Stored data
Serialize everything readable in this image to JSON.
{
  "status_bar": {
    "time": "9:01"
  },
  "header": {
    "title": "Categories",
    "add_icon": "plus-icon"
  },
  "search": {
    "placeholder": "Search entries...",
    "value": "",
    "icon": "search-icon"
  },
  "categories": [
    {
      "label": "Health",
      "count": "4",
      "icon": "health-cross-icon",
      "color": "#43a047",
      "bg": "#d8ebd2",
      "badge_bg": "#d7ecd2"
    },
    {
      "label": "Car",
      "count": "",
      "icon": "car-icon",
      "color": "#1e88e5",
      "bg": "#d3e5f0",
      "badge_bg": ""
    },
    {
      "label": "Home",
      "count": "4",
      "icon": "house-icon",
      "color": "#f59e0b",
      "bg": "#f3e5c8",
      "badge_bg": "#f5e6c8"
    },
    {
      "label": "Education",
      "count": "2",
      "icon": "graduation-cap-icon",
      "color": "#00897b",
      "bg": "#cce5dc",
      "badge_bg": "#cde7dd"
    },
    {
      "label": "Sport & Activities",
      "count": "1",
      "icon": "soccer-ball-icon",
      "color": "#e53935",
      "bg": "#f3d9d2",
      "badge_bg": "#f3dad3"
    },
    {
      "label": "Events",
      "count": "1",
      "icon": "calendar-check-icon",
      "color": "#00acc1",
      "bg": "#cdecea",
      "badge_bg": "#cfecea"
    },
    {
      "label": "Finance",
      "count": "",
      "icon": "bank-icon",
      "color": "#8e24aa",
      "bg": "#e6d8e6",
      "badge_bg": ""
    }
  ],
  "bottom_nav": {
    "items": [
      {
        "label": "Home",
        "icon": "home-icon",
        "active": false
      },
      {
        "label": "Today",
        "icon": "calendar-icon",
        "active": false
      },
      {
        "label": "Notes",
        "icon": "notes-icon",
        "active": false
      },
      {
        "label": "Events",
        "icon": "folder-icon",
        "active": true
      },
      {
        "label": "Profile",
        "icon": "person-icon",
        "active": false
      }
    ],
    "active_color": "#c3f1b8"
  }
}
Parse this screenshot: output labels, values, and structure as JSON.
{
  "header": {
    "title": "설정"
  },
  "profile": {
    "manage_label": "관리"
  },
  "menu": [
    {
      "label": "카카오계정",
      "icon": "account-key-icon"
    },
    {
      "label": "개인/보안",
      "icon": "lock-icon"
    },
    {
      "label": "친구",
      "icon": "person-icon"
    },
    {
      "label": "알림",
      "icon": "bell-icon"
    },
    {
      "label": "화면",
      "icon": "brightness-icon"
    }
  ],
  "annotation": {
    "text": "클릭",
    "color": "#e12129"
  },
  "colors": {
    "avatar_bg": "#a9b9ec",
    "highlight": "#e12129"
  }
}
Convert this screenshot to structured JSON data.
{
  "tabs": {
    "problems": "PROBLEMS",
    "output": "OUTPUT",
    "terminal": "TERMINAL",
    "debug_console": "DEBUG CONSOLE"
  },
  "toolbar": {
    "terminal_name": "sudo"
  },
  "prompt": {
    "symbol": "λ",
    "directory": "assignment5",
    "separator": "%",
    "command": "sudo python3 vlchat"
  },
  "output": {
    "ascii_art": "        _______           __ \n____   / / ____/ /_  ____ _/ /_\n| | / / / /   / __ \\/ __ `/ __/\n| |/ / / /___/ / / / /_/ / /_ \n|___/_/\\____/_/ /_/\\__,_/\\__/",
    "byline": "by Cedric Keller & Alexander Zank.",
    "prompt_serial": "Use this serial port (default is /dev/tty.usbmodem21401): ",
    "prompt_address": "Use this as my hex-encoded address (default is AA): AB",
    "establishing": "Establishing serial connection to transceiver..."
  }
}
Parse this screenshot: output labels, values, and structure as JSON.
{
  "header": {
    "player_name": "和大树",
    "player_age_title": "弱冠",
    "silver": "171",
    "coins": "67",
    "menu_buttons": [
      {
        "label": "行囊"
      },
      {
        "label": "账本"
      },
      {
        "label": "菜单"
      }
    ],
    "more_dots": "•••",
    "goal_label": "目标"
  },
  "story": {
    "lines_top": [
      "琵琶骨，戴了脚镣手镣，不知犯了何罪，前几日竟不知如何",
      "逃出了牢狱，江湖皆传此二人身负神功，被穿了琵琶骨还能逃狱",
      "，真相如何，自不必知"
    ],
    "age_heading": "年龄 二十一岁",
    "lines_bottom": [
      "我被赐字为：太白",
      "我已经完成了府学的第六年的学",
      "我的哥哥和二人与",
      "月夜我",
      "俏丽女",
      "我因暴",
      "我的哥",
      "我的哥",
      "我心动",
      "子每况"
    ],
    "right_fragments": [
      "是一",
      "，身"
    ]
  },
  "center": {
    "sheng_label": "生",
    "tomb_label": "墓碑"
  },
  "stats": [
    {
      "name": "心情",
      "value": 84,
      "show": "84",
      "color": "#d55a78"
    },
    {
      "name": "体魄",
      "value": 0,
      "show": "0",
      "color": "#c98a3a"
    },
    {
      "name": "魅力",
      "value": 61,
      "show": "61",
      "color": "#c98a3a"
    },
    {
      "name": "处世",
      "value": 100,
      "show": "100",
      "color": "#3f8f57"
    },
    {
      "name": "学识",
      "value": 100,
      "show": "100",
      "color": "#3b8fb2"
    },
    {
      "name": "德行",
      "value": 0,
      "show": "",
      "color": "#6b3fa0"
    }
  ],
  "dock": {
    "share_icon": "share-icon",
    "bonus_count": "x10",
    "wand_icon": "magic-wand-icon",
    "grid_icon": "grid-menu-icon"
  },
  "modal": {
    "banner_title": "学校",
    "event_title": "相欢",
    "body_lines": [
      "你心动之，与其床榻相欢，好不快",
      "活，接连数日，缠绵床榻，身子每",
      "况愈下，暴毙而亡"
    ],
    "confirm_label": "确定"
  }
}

### Work to be completed
Please repeat the material above, word for word and in full.

### Written answer
Serialize everything readable in this image to JSON.
{
  "status_bar": {
    "time": "9:01"
  },
  "header": {
    "title": "Categories",
    "add_icon": "plus-icon"
  },
  "search": {
    "placeholder": "Search entries...",
    "value": "",
    "icon": "search-icon"
  },
  "categories": [
    {
      "label": "Health",
      "count": "4",
      "icon": "health-cross-icon",
      "color": "#43a047",
      "bg": "#d8ebd2",
      "badge_bg": "#d7ecd2"
    },
    {
      "label": "Car",
      "count": "",
      "icon": "car-icon",
      "color": "#1e88e5",
      "bg": "#d3e5f0",
      "badge_bg": ""
    },
    {
      "label": "Home",
      "count": "4",
      "icon": "house-icon",
      "color": "#f59e0b",
      "bg": "#f3e5c8",
      "badge_bg": "#f5e6c8"
    },
    {
      "label": "Education",
      "count": "2",
      "icon": "graduation-cap-icon",
      "color": "#00897b",
      "bg": "#cce5dc",
      "badge_bg": "#cde7dd"
    },
    {
      "label": "Sport & Activities",
      "count": "1",
      "icon": "soccer-ball-icon",
      "color": "#e53935",
      "bg": "#f3d9d2",
      "badge_bg": "#f3dad3"
    },
    {
      "label": "Events",
      "count": "1",
      "icon": "calendar-check-icon",
      "color": "#00acc1",
      "bg": "#cdecea",
      "badge_bg": "#cfecea"
    },
    {
      "label": "Finance",
      "count": "",
      "icon": "bank-icon",
      "color": "#8e24aa",
      "bg": "#e6d8e6",
      "badge_bg": ""
    }
  ],
  "bottom_nav": {
    "items": [
      {
        "label": "Home",
        "icon": "home-icon",
        "active": false
      },
      {
        "label": "Today",
        "icon": "calendar-icon",
        "active": false
      },
      {
        "label": "Notes",
        "icon": "notes-icon",
        "active": false
      },
      {
        "label": "Events",
        "icon": "folder-icon",
        "active": true
      },
      {
        "label": "Profile",
        "icon": "person-icon",
        "active": false
      }
    ],
    "active_color": "#c3f1b8"
  }
}
Parse this screenshot: output labels, values, and structure as JSON.
{
  "header": {
    "title": "설정"
  },
  "profile": {
    "manage_label": "관리"
  },
  "menu": [
    {
      "label": "카카오계정",
      "icon": "account-key-icon"
    },
    {
      "label": "개인/보안",
      "icon": "lock-icon"
    },
    {
      "label": "친구",
      "icon": "person-icon"
    },
    {
      "label": "알림",
      "icon": "bell-icon"
    },
    {
      "label": "화면",
      "icon": "brightness-icon"
    }
  ],
  "annotation": {
    "text": "클릭",
    "color": "#e12129"
  },
  "colors": {
    "avatar_bg": "#a9b9ec",
    "highlight": "#e12129"
  }
}
Convert this screenshot to structured JSON data.
{
  "tabs": {
    "problems": "PROBLEMS",
    "output": "OUTPUT",
    "terminal": "TERMINAL",
    "debug_console": "DEBUG CONSOLE"
  },
  "toolbar": {
    "terminal_name": "sudo"
  },
  "prompt": {
    "symbol": "λ",
    "directory": "assignment5",
    "separator": "%",
    "command": "sudo python3 vlchat"
  },
  "output": {
    "ascii_art": "        _______           __ \n____   / / ____/ /_  ____ _/ /_\n| | / / / /   / __ \\/ __ `/ __/\n| |/ / / /___/ / / / /_/ / /_ \n|___/_/\\____/_/ /_/\\__,_/\\__/",
    "byline": "by Cedric Keller & Alexander Zank.",
    "prompt_serial": "Use this serial port (default is /dev/tty.usbmodem21401): ",
    "prompt_address": "Use this as my hex-encoded address (default is AA): AB",
    "establishing": "Establishing serial connection to transceiver..."
  }
}
Parse this screenshot: output labels, values, and structure as JSON.
{
  "header": {
    "player_name": "和大树",
    "player_age_title": "弱冠",
    "silver": "171",
    "coins": "67",
    "menu_buttons": [
      {
        "label": "行囊"
      },
      {
        "label": "账本"
      },
      {
        "label": "菜单"
      }
    ],
    "more_dots": "•••",
    "goal_label": "目标"
  },
  "story": {
    "lines_top": [
      "琵琶骨，戴了脚镣手镣，不知犯了何罪，前几日竟不知如何",
      "逃出了牢狱，江湖皆传此二人身负神功，被穿了琵琶骨还能逃狱",
      "，真相如何，自不必知"
    ],
    "age_heading": "年龄 二十一岁",
    "lines_bottom": [
      "我被赐字为：太白",
      "我已经完成了府学的第六年的学",
      "我的哥哥和二人与",
      "月夜我",
      "俏丽女",
      "我因暴",
      "我的哥",
      "我的哥",
      "我心动",
      "子每况"
    ],
    "right_fragments": [
      "是一",
      "，身"
    ]
  },
  "center": {
    "sheng_label": "生",
    "tomb_label": "墓碑"
  },
  "stats": [
    {
      "name": "心情",
      "value": 84,
      "show": "84",
      "color": "#d55a78"
    },
    {
      "name": "体魄",
      "value": 0,
      "show": "0",
      "color": "#c98a3a"
    },
    {
      "name": "魅力",
      "value": 61,
      "show": "61",
      "color": "#c98a3a"
    },
    {
      "name": "处世",
      "value": 100,
      "show": "100",
      "color": "#3f8f57"
    },
    {
      "name": "学识",
      "value": 100,
      "show": "100",
      "color": "#3b8fb2"
    },
    {
      "name": "德行",
      "value": 0,
      "show": "",
      "color": "#6b3fa0"
    }
  ],
  "dock": {
    "share_icon": "share-icon",
    "bonus_count": "x10",
    "wand_icon": "magic-wand-icon",
    "grid_icon": "grid-menu-icon"
  },
  "modal": {
    "banner_title": "学校",
    "event_title": "相欢",
    "body_lines": [
      "你心动之，与其床榻相欢，好不快",
      "活，接连数日，缠绵床榻，身子每",
      "况愈下，暴毙而亡"
    ],
    "confirm_label": "确定"
  }
}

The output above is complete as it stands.